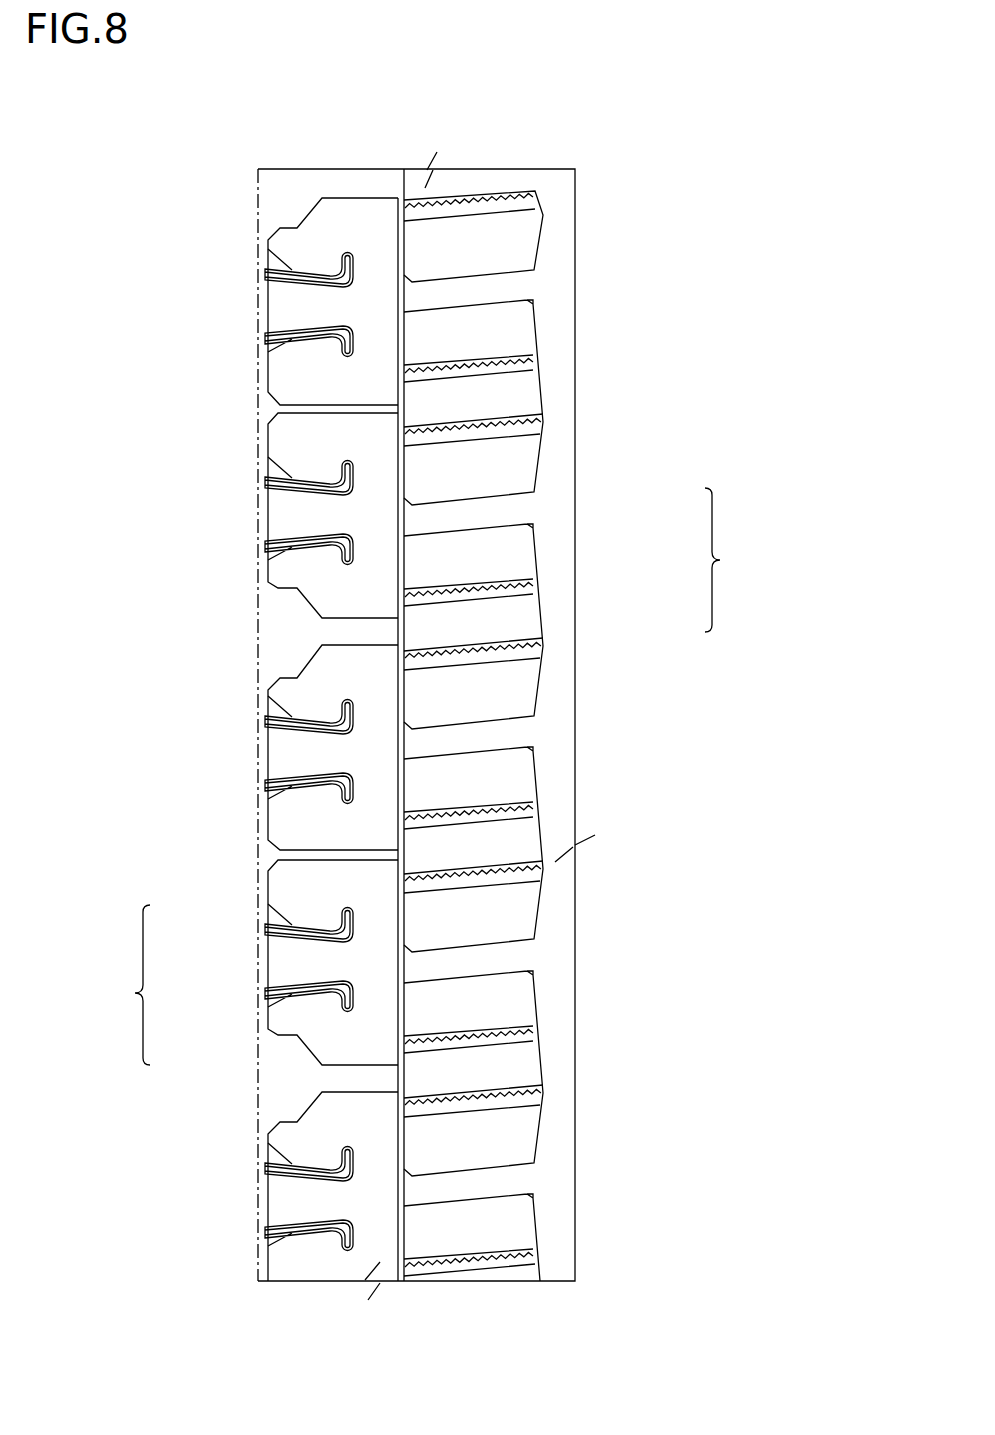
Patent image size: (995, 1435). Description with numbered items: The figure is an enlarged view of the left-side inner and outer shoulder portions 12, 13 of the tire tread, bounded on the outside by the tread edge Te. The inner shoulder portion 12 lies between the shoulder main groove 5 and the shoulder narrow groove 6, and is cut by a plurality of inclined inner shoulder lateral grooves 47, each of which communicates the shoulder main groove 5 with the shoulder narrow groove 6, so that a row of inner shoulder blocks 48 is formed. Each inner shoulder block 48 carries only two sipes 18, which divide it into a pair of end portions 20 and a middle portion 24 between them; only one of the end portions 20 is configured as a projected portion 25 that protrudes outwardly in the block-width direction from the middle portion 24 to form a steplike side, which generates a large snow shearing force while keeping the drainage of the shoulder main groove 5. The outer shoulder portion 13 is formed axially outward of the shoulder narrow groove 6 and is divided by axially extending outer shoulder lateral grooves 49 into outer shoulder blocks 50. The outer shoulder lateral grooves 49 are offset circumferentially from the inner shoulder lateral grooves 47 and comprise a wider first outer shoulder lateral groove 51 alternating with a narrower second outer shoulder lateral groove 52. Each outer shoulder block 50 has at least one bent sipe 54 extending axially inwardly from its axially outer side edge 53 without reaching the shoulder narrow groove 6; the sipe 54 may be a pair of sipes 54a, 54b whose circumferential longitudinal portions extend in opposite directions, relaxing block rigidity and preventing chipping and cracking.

The tread edge Te is at (257, 196).
The outer shoulder portion 13 is at (340, 224).
The shoulder narrow groove 6 is at (401, 238).
The inner shoulder portion 12 is at (453, 243).
The shoulder main groove 5 is at (553, 200).
The inner shoulder lateral groove 47 is at (482, 290).
The projected portion 25 is at (528, 335).
The inner shoulder block 48 is at (584, 734).
The end portion 20 is at (480, 573).
The sipe 18 is at (504, 582).
The middle portion 24 is at (511, 590).
The outer shoulder block 50 is at (327, 310).
The second outer shoulder lateral groove 52 is at (330, 408).
The first outer shoulder lateral groove 51 is at (350, 633).
The axially outer side edge 53 is at (262, 506).
The sipe 54 is at (293, 480).
The sipe 54a is at (293, 718).
The sipe 54b is at (293, 787).
The outer shoulder lateral groove 49 is at (119, 985).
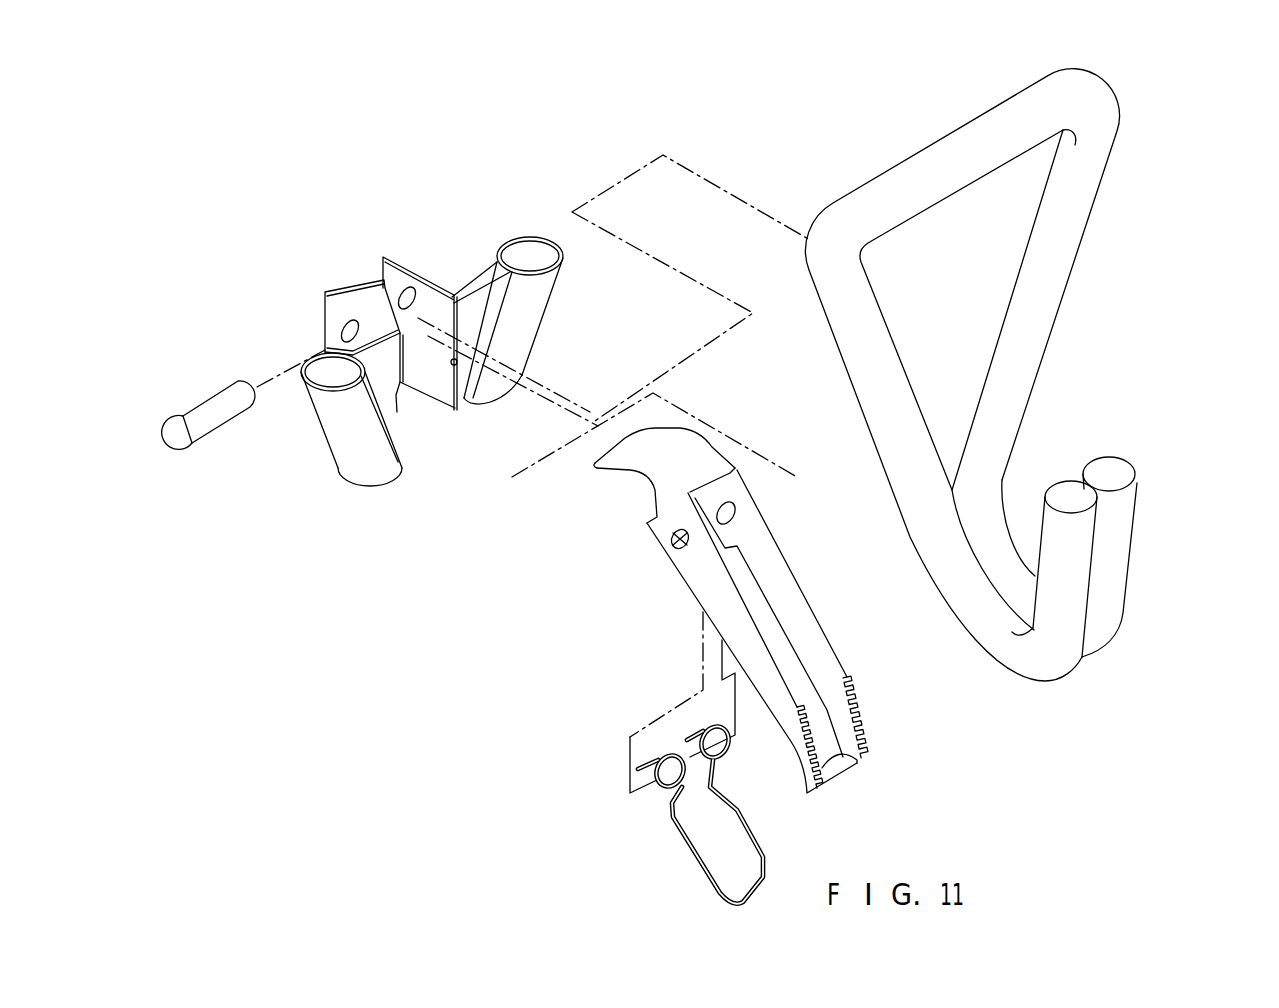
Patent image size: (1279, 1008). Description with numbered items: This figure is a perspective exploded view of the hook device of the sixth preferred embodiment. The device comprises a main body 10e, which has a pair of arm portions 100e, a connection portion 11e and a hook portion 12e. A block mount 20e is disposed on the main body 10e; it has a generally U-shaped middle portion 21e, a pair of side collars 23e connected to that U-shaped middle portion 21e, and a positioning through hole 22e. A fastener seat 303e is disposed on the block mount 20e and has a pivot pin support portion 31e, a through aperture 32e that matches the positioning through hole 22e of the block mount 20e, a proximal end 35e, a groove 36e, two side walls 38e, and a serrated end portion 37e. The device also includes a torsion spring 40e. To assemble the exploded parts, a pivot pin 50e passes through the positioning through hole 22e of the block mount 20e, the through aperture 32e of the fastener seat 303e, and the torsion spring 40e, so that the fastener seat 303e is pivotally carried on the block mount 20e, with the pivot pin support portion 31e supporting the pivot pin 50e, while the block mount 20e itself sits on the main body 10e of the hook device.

The main body 10e is at (1027, 375).
The triangular loop of rod 100e is at (1073, 272).
The connection portion 11e is at (953, 490).
The hook portion 12e is at (1128, 570).
The block mount 20e is at (460, 307).
The generally U-shaped middle portion 21e is at (370, 300).
The positioning through hole 22e is at (412, 298).
The side collars 23e is at (525, 320).
The pivot pin 50e is at (205, 413).
The fastener seat 303e is at (751, 569).
The proximal end 35e is at (627, 454).
The pivot pin support portion 31e is at (660, 528).
The through aperture 32e is at (682, 550).
The side walls 38e is at (760, 557).
The groove 36e is at (783, 640).
The serrated end portion 37e is at (867, 718).
The torsion spring 40e is at (641, 826).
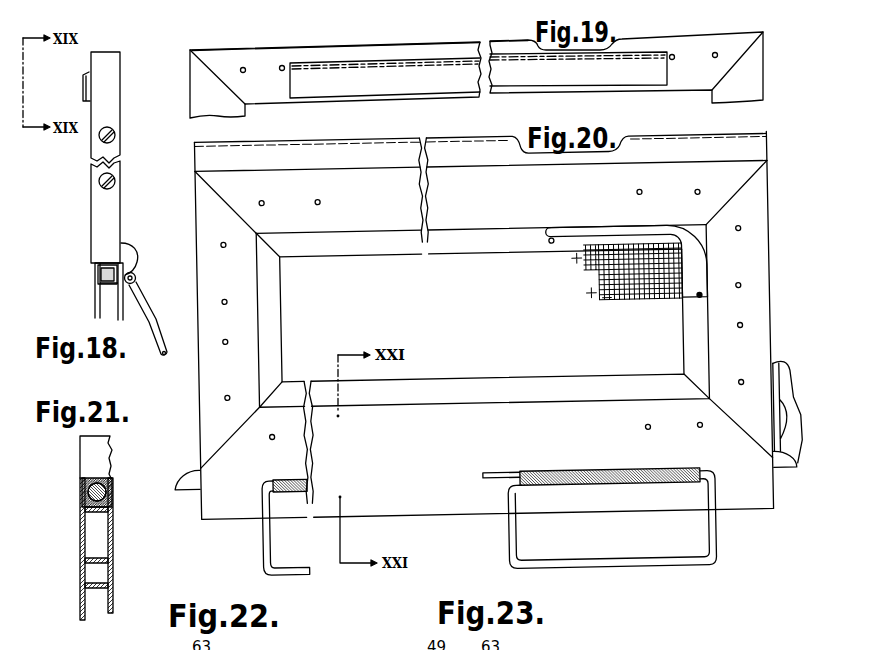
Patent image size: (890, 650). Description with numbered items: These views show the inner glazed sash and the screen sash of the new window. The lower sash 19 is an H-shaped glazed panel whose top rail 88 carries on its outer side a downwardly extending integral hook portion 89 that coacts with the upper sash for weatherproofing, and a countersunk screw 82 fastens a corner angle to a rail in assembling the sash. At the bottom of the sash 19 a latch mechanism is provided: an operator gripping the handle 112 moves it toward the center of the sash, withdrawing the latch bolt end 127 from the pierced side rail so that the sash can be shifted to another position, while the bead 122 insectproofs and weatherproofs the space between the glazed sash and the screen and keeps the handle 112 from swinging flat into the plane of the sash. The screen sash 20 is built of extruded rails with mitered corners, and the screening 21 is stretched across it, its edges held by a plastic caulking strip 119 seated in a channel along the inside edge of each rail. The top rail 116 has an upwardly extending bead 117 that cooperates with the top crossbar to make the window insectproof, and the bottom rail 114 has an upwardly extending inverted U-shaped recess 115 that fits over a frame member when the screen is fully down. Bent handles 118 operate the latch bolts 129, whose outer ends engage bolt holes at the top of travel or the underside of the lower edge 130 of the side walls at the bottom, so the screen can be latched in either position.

In FIG. 18, the lower sash 19 is at (91, 218).
In FIG. 19, the lower sash 19 is at (420, 101).
In FIG. 18, the countersunk screw 82 is at (99, 178).
In FIG. 18, the hook portion 89 is at (82, 93).
In FIG. 19, the hook portion 89 is at (339, 86).
In FIG. 18, the bead 122 is at (131, 250).
In FIG. 18, the latch bolt end 127 is at (104, 278).
In FIG. 18, the handle 112 is at (156, 307).
In FIG. 19, the top rail 88 is at (316, 47).
In FIG. 20, the bead 117 is at (284, 144).
In FIG. 20, the top rail 116 is at (521, 206).
In FIG. 20, the bottom rail 114 is at (497, 434).
In FIG. 21, the plastic caulking strip 119 is at (111, 494).
In FIG. 20, the plastic caulking strip 119 is at (604, 233).
In FIG. 21, the screening 21 is at (113, 443).
In FIG. 20, the screening 21 is at (619, 265).
In FIG. 20, the screen sash 20 is at (430, 331).
In FIG. 20, the bent handle 118 is at (277, 569).
In FIG. 21, the latch bolt 129 is at (102, 572).
In FIG. 20, the latch bolt 129 is at (185, 486).
In FIG. 20, the lower edge 130 is at (780, 413).
In FIG. 21, the inverted U-shaped recess 115 is at (97, 603).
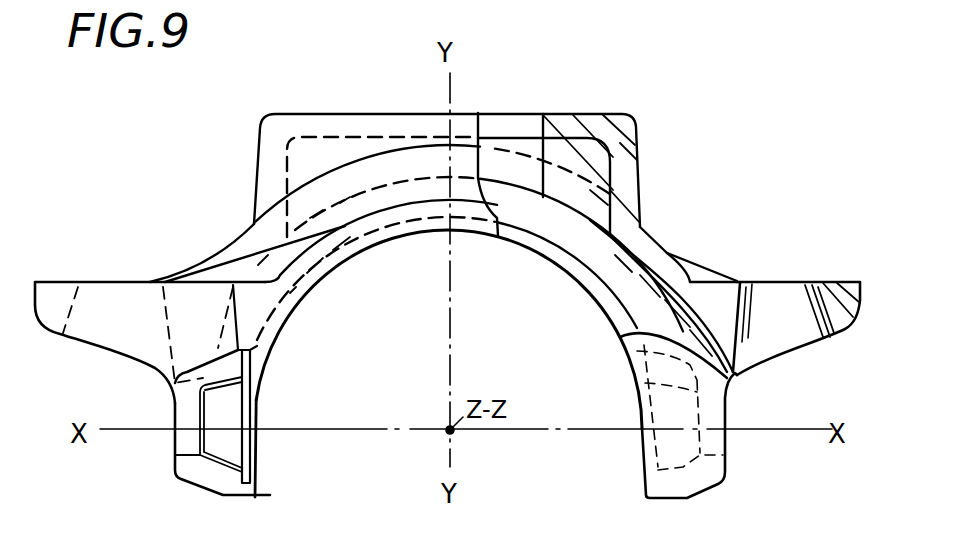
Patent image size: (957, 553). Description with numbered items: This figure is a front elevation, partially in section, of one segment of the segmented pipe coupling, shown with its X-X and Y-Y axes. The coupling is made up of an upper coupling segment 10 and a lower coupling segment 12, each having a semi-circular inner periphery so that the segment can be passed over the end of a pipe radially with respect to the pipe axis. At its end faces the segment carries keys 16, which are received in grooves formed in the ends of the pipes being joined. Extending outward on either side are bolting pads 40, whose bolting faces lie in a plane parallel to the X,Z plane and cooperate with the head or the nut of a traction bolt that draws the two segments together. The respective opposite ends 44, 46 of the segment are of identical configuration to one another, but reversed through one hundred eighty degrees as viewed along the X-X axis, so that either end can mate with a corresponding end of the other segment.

The upper coupling segment 10 is at (443, 270).
The lower coupling segment 12 is at (650, 238).
The keys 16 is at (259, 363).
The bolting pads 40 is at (55, 283).
The opposite end 44 is at (727, 447).
The opposite end 46 is at (178, 444).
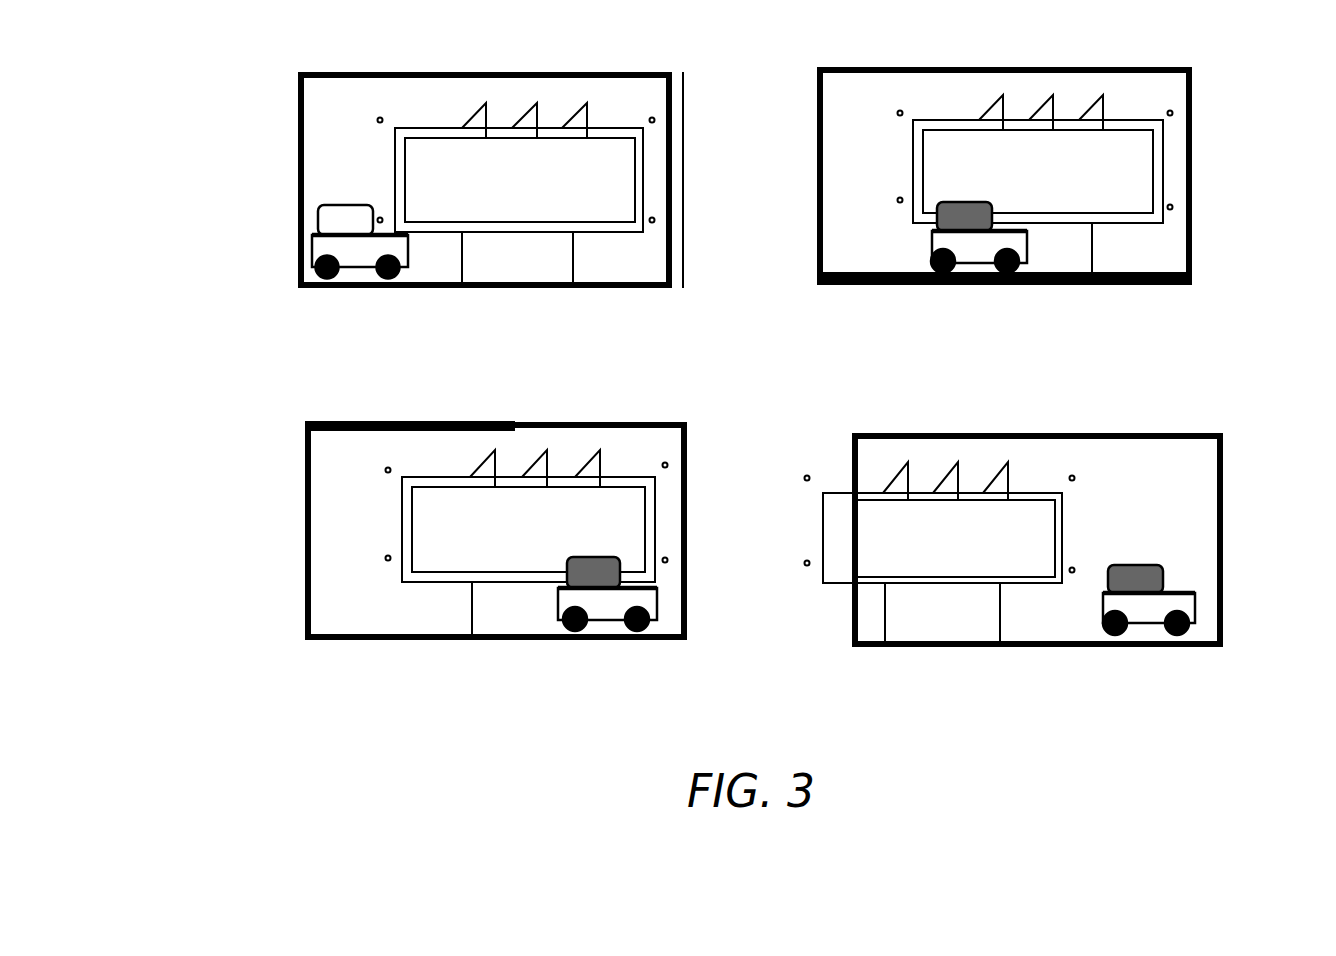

────────────────────────────────────────

Convert every line of the rows above into a Markdown table with the columns "No." and "Text", numbering the lines in sequence. Omit blank lines and leave the pictures out.

| No. | Text |
|---|---|
| 1 | Patent image size: (995, 1435). Description with numbered items: The figure is an enlarged view of the left-side inner and outer shoulder portions 12, 13 of the tire tread, bounded on the outside by the tread edge Te. The inner shoulder portion 12 lies between the shoulder main groove 5 and the shoulder narrow groove 6, and is cut by a plurality of inclined inner shoulder lateral grooves 47, each of which communicates the shoulder main groove 5 with the shoulder narrow groove 6, so that a row of inner shoulder blocks 48 is formed. Each inner shoulder block 48 carries only two sipes 18, which divide it into a pair of end portions 20 and a middle portion 24 between them; only one of the end portions 20 is configured as a projected portion 25 that protrudes outwardly in the block-width direction from the middle portion 24 to form a steplike side, which generates a large snow shearing force while keeping the drainage of the shoulder main groove 5. The outer shoulder portion 13 is formed axially outward of the shoulder narrow groove 6 and is divided by axially extending outer shoulder lateral grooves 49 into outer shoulder blocks 50. The outer shoulder lateral grooves 49 are offset circumferentially from the inner shoulder lateral grooves 47 and comprise a wider first outer shoulder lateral groove 51 alternating with a narrower second outer shoulder lateral groove 52. Each outer shoulder block 50 has at least one bent sipe 54 extending axially inwardly from its axially outer side edge 53 without reaching the shoulder narrow groove 6; the sipe 54 may be a pair of sipes 54a, 54b whose circumferential longitudinal portions extend in opposite directions, relaxing block rigidity and preventing chipping and cracking. |
| 2 | The tread edge Te is at (257, 196). |
| 3 | The outer shoulder portion 13 is at (340, 224). |
| 4 | The shoulder narrow groove 6 is at (401, 238). |
| 5 | The inner shoulder portion 12 is at (453, 243). |
| 6 | The shoulder main groove 5 is at (553, 200). |
| 7 | The inner shoulder lateral groove 47 is at (482, 290). |
| 8 | The projected portion 25 is at (528, 335). |
| 9 | The inner shoulder block 48 is at (584, 734). |
| 10 | The end portion 20 is at (480, 573). |
| 11 | The sipe 18 is at (504, 582). |
| 12 | The middle portion 24 is at (511, 590). |
| 13 | The outer shoulder block 50 is at (327, 310). |
| 14 | The second outer shoulder lateral groove 52 is at (330, 408). |
| 15 | The first outer shoulder lateral groove 51 is at (350, 633). |
| 16 | The axially outer side edge 53 is at (262, 506). |
| 17 | The sipe 54 is at (293, 480). |
| 18 | The sipe 54a is at (293, 718). |
| 19 | The sipe 54b is at (293, 787). |
| 20 | The outer shoulder lateral groove 49 is at (119, 985). |
| 21 | Patent image size: (1279, 1008). Description with numbered items: This figure is a perspective exploded view of the hook device of the sixth preferred embodiment. The device comprises a main body 10e, which has a pair of arm portions 100e, a connection portion 11e and a hook portion 12e. A block mount 20e is disposed on the main body 10e; it has a generally U-shaped middle portion 21e, a pair of side collars 23e connected to that U-shaped middle portion 21e, and a positioning through hole 22e. A fastener seat 303e is disposed on the block mount 20e and has a pivot pin support portion 31e, a through aperture 32e that matches the positioning through hole 22e of the block mount 20e, a proximal end 35e, a groove 36e, two side walls 38e, and a serrated end portion 37e. The device also includes a torsion spring 40e. To assemble the exploded parts, a pivot pin 50e passes through the positioning through hole 22e of the block mount 20e, the through aperture 32e of the fastener seat 303e, and the torsion spring 40e, so that the fastener seat 303e is pivotally carried on the block mount 20e, with the pivot pin support portion 31e supporting the pivot pin 50e, while the block mount 20e itself sits on the main body 10e of the hook device. |
| 22 | The main body 10e is at (1027, 375). |
| 23 | The triangular loop of rod 100e is at (1073, 272). |
| 24 | The connection portion 11e is at (953, 490). |
| 25 | The hook portion 12e is at (1128, 570). |
| 26 | The block mount 20e is at (460, 307). |
| 27 | The generally U-shaped middle portion 21e is at (370, 300). |
| 28 | The positioning through hole 22e is at (412, 298). |
| 29 | The side collars 23e is at (525, 320). |
| 30 | The pivot pin 50e is at (205, 413). |
| 31 | The fastener seat 303e is at (751, 569). |
| 32 | The proximal end 35e is at (627, 454). |
| 33 | The pivot pin support portion 31e is at (660, 528). |
| 34 | The through aperture 32e is at (682, 550). |
| 35 | The side walls 38e is at (760, 557). |
| 36 | The groove 36e is at (783, 640). |
| 37 | The serrated end portion 37e is at (867, 718). |
| 38 | The torsion spring 40e is at (641, 826). |
| 39 | Patent image size: (890, 650). Description with numbered items: These views show the inner glazed sash and the screen sash of the new window. The lower sash 19 is an H-shaped glazed panel whose top rail 88 carries on its outer side a downwardly extending integral hook portion 89 that coacts with the upper sash for weatherproofing, and a countersunk screw 82 fastens a corner angle to a rail in assembling the sash. At the bottom of the sash 19 a latch mechanism is provided: an operator gripping the handle 112 moves it toward the center of the sash, withdrawing the latch bolt end 127 from the pierced side rail so that the sash can be shifted to another position, while the bead 122 insectproofs and weatherproofs the space between the glazed sash and the screen and keeps the handle 112 from swinging flat into the plane of the sash. The screen sash 20 is built of extruded rails with mitered corners, and the screening 21 is stretched across it, its edges held by a plastic caulking strip 119 seated in a channel along the inside edge of each rail. The top rail 116 has an upwardly extending bead 117 that cooperates with the top crossbar to make the window insectproof, and the bottom rail 114 has an upwardly extending inverted U-shaped recess 115 that fits over a frame member when the screen is fully down. Bent handles 118 operate the latch bolts 129, whose outer ends engage bolt holes at the top of travel or the underside of the lower edge 130 of the side walls at the bottom, so the screen can be latched in either position. |
| 40 | In FIG. 18, the lower sash 19 is at (91, 218). |
| 41 | In FIG. 19, the lower sash 19 is at (420, 101). |
| 42 | In FIG. 18, the countersunk screw 82 is at (99, 178). |
| 43 | In FIG. 18, the hook portion 89 is at (82, 93). |
| 44 | In FIG. 19, the hook portion 89 is at (339, 86). |
| 45 | In FIG. 18, the bead 122 is at (131, 250). |
| 46 | In FIG. 18, the latch bolt end 127 is at (104, 278). |
| 47 | In FIG. 18, the handle 112 is at (156, 307). |
| 48 | In FIG. 19, the top rail 88 is at (316, 47). |
| 49 | In FIG. 20, the bead 117 is at (284, 144). |
| 50 | In FIG. 20, the top rail 116 is at (521, 206). |
| 51 | In FIG. 20, the bottom rail 114 is at (497, 434). |
| 52 | In FIG. 21, the plastic caulking strip 119 is at (111, 494). |
| 53 | In FIG. 20, the plastic caulking strip 119 is at (604, 233). |
| 54 | In FIG. 21, the screening 21 is at (113, 443). |
| 55 | In FIG. 20, the screening 21 is at (619, 265). |
| 56 | In FIG. 20, the screen sash 20 is at (430, 331). |
| 57 | In FIG. 20, the bent handle 118 is at (277, 569). |
| 58 | In FIG. 21, the latch bolt 129 is at (102, 572). |
| 59 | In FIG. 20, the latch bolt 129 is at (185, 486). |
| 60 | In FIG. 20, the lower edge 130 is at (780, 413). |
| 61 | In FIG. 21, the inverted U-shaped recess 115 is at (97, 603). |
| 62 | Patent image size: (957, 553). Description with numbered items: This figure is a front elevation, partially in section, of one segment of the segmented pipe coupling, shown with its X-X and Y-Y axes. The coupling is made up of an upper coupling segment 10 and a lower coupling segment 12, each having a semi-circular inner periphery so that the segment can be passed over the end of a pipe radially with respect to the pipe axis. At its end faces the segment carries keys 16, which are received in grooves formed in the ends of the pipes being joined. Extending outward on either side are bolting pads 40, whose bolting faces lie in a plane parallel to the X,Z plane and cooperate with the head or the nut of a traction bolt that draws the two segments together. The respective opposite ends 44, 46 of the segment are of identical configuration to one another, but reversed through one hundred eighty degrees as viewed along the X-X axis, so that either end can mate with a corresponding end of the other segment. |
| 63 | The upper coupling segment 10 is at (443, 270). |
| 64 | The lower coupling segment 12 is at (650, 238). |
| 65 | The keys 16 is at (259, 363). |
| 66 | The bolting pads 40 is at (55, 283). |
| 67 | The opposite end 44 is at (727, 447). |
| 68 | The opposite end 46 is at (178, 444). |